Data excerpts:
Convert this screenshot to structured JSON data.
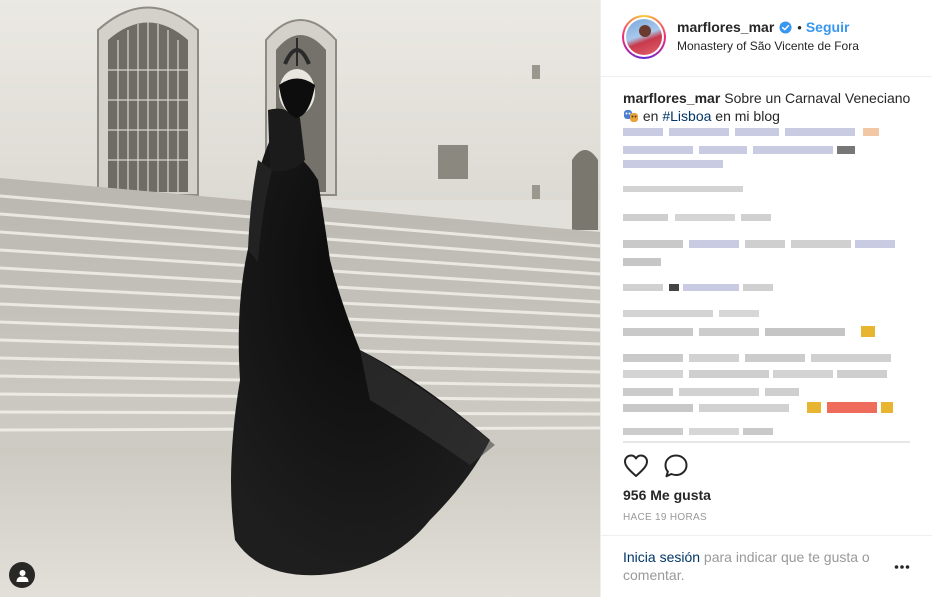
{
  "post": {
    "author": {
      "username": "marflores_mar",
      "verified": true,
      "follow_label": "Seguir",
      "separator": "•",
      "location": "Monastery of São Vicente de Fora"
    },
    "caption": {
      "username": "marflores_mar",
      "text_before": "Sobre un Carnaval Veneciano ",
      "emoji": "performing-arts-mask-icon",
      "text_middle": " en ",
      "hashtag": "#Lisboa",
      "text_after": " en mi blog"
    },
    "actions": {
      "like_icon": "heart-icon",
      "comment_icon": "comment-bubble-icon"
    },
    "likes": "956 Me gusta",
    "timestamp": "HACE 19 HORAS",
    "login_prompt": {
      "link": "Inicia sesión",
      "text": " para indicar que te gusta o comentar."
    },
    "more_icon": "more-options-icon"
  },
  "colors": {
    "link_blue": "#3897f0",
    "hashtag_navy": "#003569",
    "muted": "#999999",
    "text": "#262626"
  }
}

Instruction: Reproduce each entry precisely. Leave the pictures out.

Correct answer:
Convert this screenshot to structured JSON data.
{
  "post": {
    "author": {
      "username": "marflores_mar",
      "verified": true,
      "follow_label": "Seguir",
      "separator": "•",
      "location": "Monastery of São Vicente de Fora"
    },
    "caption": {
      "username": "marflores_mar",
      "text_before": "Sobre un Carnaval Veneciano ",
      "emoji": "performing-arts-mask-icon",
      "text_middle": " en ",
      "hashtag": "#Lisboa",
      "text_after": " en mi blog"
    },
    "actions": {
      "like_icon": "heart-icon",
      "comment_icon": "comment-bubble-icon"
    },
    "likes": "956 Me gusta",
    "timestamp": "HACE 19 HORAS",
    "login_prompt": {
      "link": "Inicia sesión",
      "text": " para indicar que te gusta o comentar."
    },
    "more_icon": "more-options-icon"
  },
  "colors": {
    "link_blue": "#3897f0",
    "hashtag_navy": "#003569",
    "muted": "#999999",
    "text": "#262626"
  }
}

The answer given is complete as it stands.